Write the material out again, line by line, exactly as it is.

Excerpt from a dataset:
____

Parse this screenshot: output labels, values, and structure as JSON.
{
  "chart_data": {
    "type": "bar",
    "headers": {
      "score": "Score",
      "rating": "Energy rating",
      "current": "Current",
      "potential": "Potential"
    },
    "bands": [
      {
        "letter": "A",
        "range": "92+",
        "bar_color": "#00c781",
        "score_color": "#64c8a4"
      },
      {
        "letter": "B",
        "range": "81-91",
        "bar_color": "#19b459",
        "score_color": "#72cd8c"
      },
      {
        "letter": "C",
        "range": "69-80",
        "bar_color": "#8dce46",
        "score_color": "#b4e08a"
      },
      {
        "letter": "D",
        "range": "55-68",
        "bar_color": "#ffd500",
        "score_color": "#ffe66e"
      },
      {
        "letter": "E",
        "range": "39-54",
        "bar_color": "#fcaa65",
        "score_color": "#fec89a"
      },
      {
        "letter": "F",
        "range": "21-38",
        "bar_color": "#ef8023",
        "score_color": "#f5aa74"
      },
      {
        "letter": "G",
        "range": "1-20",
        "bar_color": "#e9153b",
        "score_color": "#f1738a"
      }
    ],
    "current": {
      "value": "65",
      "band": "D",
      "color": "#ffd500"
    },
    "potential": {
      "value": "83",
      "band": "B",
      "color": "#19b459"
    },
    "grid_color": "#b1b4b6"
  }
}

____

### EXERCISE OUTPUT
Parse this screenshot: output labels, values, and structure as JSON.
{
  "chart_data": {
    "type": "bar",
    "headers": {
      "score": "Score",
      "rating": "Energy rating",
      "current": "Current",
      "potential": "Potential"
    },
    "bands": [
      {
        "letter": "A",
        "range": "92+",
        "bar_color": "#00c781",
        "score_color": "#64c8a4"
      },
      {
        "letter": "B",
        "range": "81-91",
        "bar_color": "#19b459",
        "score_color": "#72cd8c"
      },
      {
        "letter": "C",
        "range": "69-80",
        "bar_color": "#8dce46",
        "score_color": "#b4e08a"
      },
      {
        "letter": "D",
        "range": "55-68",
        "bar_color": "#ffd500",
        "score_color": "#ffe66e"
      },
      {
        "letter": "E",
        "range": "39-54",
        "bar_color": "#fcaa65",
        "score_color": "#fec89a"
      },
      {
        "letter": "F",
        "range": "21-38",
        "bar_color": "#ef8023",
        "score_color": "#f5aa74"
      },
      {
        "letter": "G",
        "range": "1-20",
        "bar_color": "#e9153b",
        "score_color": "#f1738a"
      }
    ],
    "current": {
      "value": "65",
      "band": "D",
      "color": "#ffd500"
    },
    "potential": {
      "value": "83",
      "band": "B",
      "color": "#19b459"
    },
    "grid_color": "#b1b4b6"
  }
}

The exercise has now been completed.